Pull out every line in the data that has the string "JSON" in it.

Stored data:
========================================================================
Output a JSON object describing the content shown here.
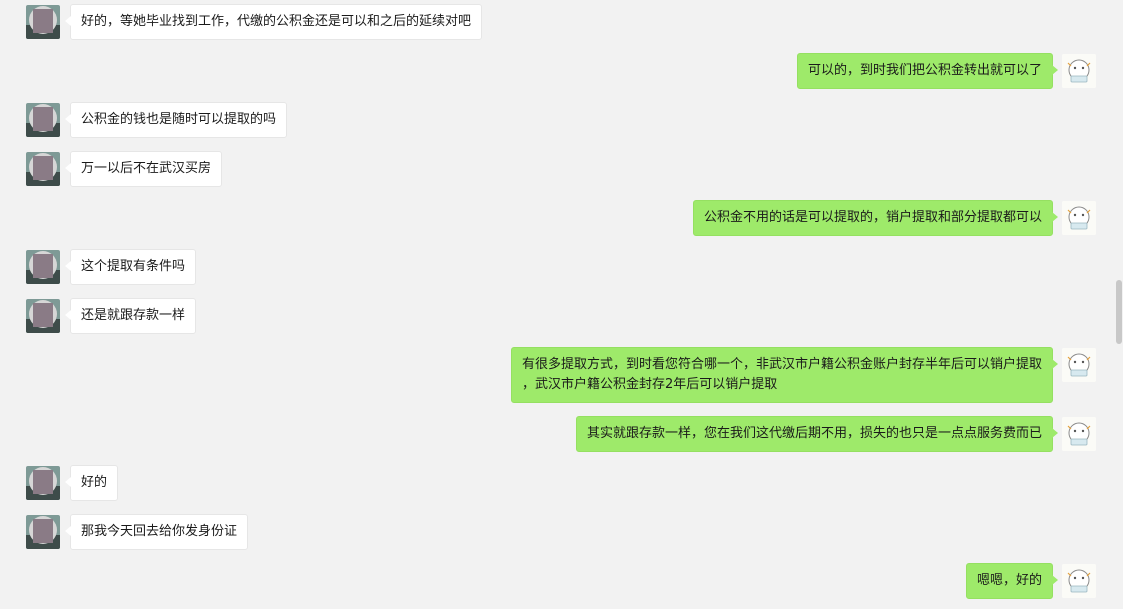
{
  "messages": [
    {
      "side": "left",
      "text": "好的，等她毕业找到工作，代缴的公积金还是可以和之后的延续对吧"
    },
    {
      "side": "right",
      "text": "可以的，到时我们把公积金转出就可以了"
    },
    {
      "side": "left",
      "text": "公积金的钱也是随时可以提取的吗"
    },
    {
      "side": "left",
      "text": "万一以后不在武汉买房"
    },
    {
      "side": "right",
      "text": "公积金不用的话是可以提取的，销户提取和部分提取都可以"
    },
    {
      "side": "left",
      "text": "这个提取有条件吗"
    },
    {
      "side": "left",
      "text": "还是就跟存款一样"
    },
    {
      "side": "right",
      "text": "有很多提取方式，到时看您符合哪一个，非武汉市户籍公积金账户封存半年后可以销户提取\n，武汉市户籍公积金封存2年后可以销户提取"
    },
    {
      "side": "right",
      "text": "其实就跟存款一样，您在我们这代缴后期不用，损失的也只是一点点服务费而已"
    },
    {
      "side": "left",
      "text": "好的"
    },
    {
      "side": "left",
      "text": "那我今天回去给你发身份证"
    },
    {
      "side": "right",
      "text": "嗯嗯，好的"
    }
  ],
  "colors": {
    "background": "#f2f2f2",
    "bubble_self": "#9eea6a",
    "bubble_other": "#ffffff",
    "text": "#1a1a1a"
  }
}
========================================================================
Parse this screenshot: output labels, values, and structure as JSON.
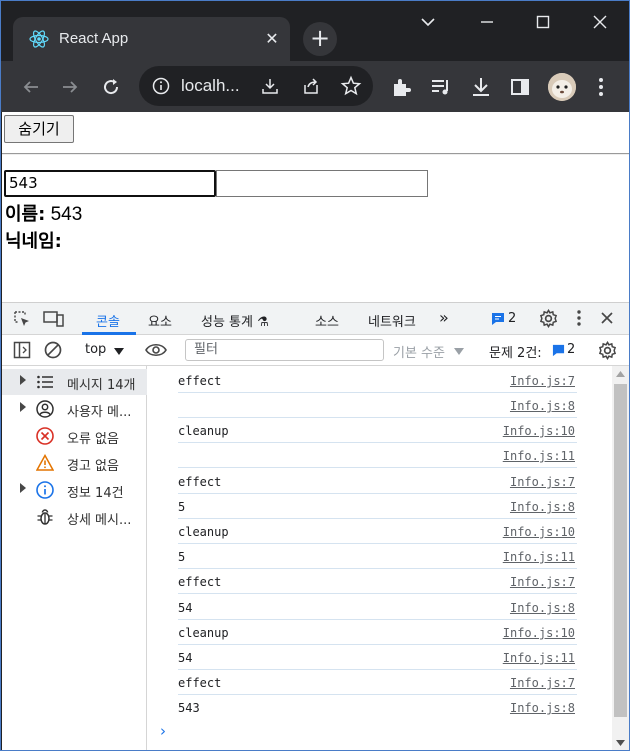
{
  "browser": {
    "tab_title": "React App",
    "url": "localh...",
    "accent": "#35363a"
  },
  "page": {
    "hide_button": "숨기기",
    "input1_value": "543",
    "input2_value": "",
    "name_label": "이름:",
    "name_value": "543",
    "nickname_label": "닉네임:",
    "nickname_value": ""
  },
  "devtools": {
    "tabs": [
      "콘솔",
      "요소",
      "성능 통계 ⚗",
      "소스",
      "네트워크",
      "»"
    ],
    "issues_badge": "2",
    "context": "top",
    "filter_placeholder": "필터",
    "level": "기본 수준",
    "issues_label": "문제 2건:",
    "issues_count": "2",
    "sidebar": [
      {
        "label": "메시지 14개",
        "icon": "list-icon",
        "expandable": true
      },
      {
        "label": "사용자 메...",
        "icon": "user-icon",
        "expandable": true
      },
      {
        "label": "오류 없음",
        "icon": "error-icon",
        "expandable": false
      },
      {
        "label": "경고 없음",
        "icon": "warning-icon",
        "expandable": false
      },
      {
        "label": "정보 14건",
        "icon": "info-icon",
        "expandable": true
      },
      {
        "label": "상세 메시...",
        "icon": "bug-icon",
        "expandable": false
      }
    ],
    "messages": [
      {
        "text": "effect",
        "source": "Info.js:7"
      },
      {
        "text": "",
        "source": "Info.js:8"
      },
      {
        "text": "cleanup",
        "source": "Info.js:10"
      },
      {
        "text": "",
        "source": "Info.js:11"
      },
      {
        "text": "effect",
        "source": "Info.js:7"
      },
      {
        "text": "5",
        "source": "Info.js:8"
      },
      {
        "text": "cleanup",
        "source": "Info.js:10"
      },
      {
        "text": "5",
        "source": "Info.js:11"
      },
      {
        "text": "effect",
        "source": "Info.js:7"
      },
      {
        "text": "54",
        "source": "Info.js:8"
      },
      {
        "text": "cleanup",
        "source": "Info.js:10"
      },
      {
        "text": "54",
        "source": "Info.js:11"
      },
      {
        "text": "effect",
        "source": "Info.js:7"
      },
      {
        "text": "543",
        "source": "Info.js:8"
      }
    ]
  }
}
========================================================================
__Written solution__.
Output a JSON object describing the content shown here.
Parse this screenshot: output labels, values, and structure as JSON.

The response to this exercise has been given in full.